— Start Given records —

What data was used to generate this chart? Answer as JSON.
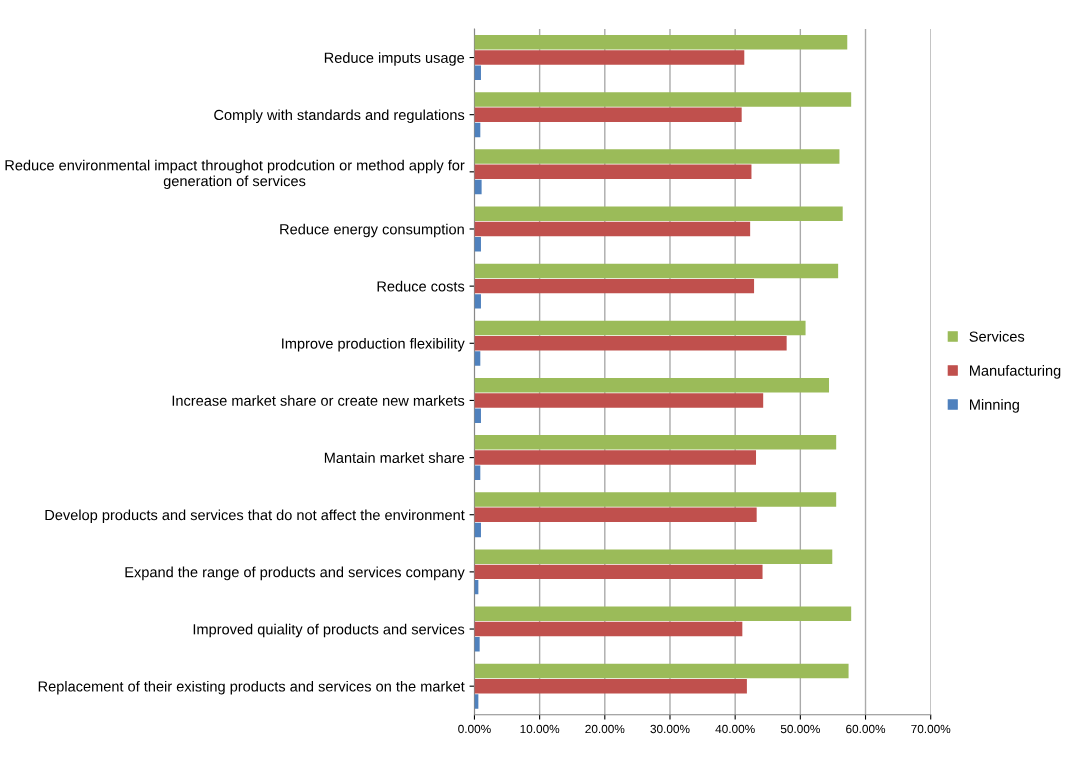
{
  "chart_data": {
    "type": "bar",
    "orientation": "horizontal",
    "categories": [
      "Reduce imputs usage",
      "Comply with standards and regulations",
      "Reduce environmental impact throughot prodcution or method apply for\ngeneration of services",
      "Reduce energy consumption",
      "Reduce costs",
      "Improve production flexibility",
      "Increase market share or create new markets",
      "Mantain market share",
      "Develop products and services that do not affect the environment",
      "Expand the range of products and services company",
      "Improved quiality of products and services",
      "Replacement of their existing products and services on the market"
    ],
    "series": [
      {
        "name": "Services",
        "color": "#9bbb59",
        "values": [
          57.2,
          57.8,
          56.0,
          56.5,
          55.8,
          50.8,
          54.4,
          55.5,
          55.5,
          54.9,
          57.8,
          57.4
        ]
      },
      {
        "name": "Manufacturing",
        "color": "#c0504d",
        "values": [
          41.4,
          41.0,
          42.5,
          42.3,
          42.9,
          47.9,
          44.3,
          43.2,
          43.3,
          44.2,
          41.1,
          41.8
        ]
      },
      {
        "name": "Minning",
        "color": "#4f81bd",
        "values": [
          1.0,
          0.9,
          1.1,
          1.0,
          1.0,
          0.9,
          1.0,
          0.9,
          1.0,
          0.6,
          0.8,
          0.6
        ]
      }
    ],
    "xlim": [
      0,
      70
    ],
    "xticks": [
      {
        "value": 0,
        "label": "0.00%"
      },
      {
        "value": 10,
        "label": "10.00%"
      },
      {
        "value": 20,
        "label": "20.00%"
      },
      {
        "value": 30,
        "label": "30.00%"
      },
      {
        "value": 40,
        "label": "40.00%"
      },
      {
        "value": 50,
        "label": "50.00%"
      },
      {
        "value": 60,
        "label": "60.00%"
      },
      {
        "value": 70,
        "label": "70.00%"
      }
    ],
    "grid": "x",
    "legend": "right"
  }
}
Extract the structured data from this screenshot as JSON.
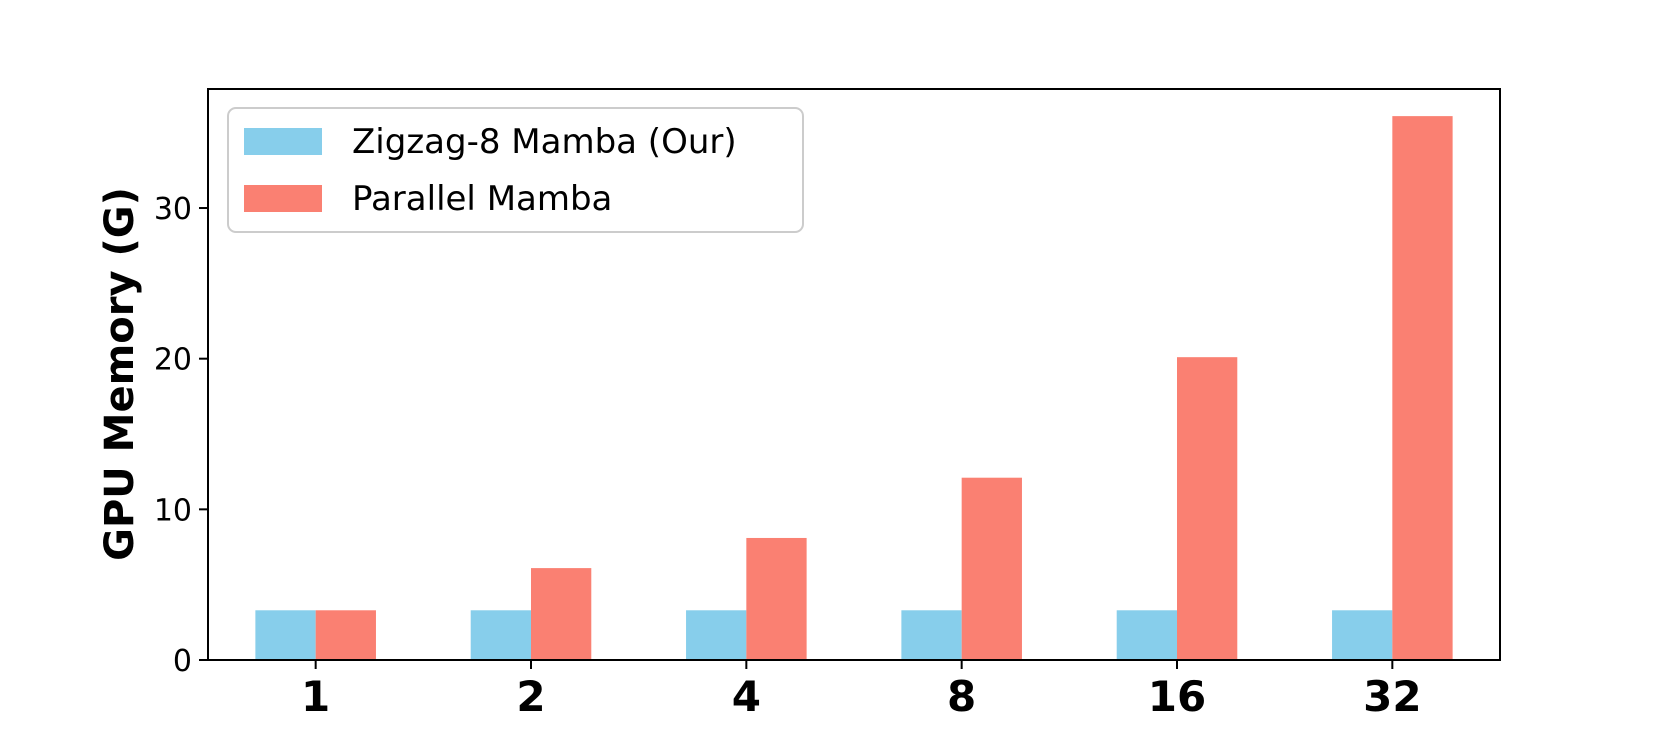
{
  "chart_data": {
    "type": "bar",
    "categories": [
      "1",
      "2",
      "4",
      "8",
      "16",
      "32"
    ],
    "series": [
      {
        "name": "Zigzag-8 Mamba (Our)",
        "values": [
          3.3,
          3.3,
          3.3,
          3.3,
          3.3,
          3.3
        ],
        "color": "#87ceeb"
      },
      {
        "name": "Parallel Mamba",
        "values": [
          3.3,
          6.1,
          8.1,
          12.1,
          20.1,
          36.1
        ],
        "color": "#fa8072"
      }
    ],
    "xlabel": "",
    "ylabel": "GPU Memory (G)",
    "ylim": [
      0,
      37.9
    ],
    "yticks": [
      0,
      10,
      20,
      30
    ],
    "grid": false,
    "legend_position": "top-left"
  }
}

— End Given records —

## Task details
Pick out each line that holds the string "Mamba".

## Response
        "name": "Zigzag-8 Mamba (Our)",
        "name": "Parallel Mamba",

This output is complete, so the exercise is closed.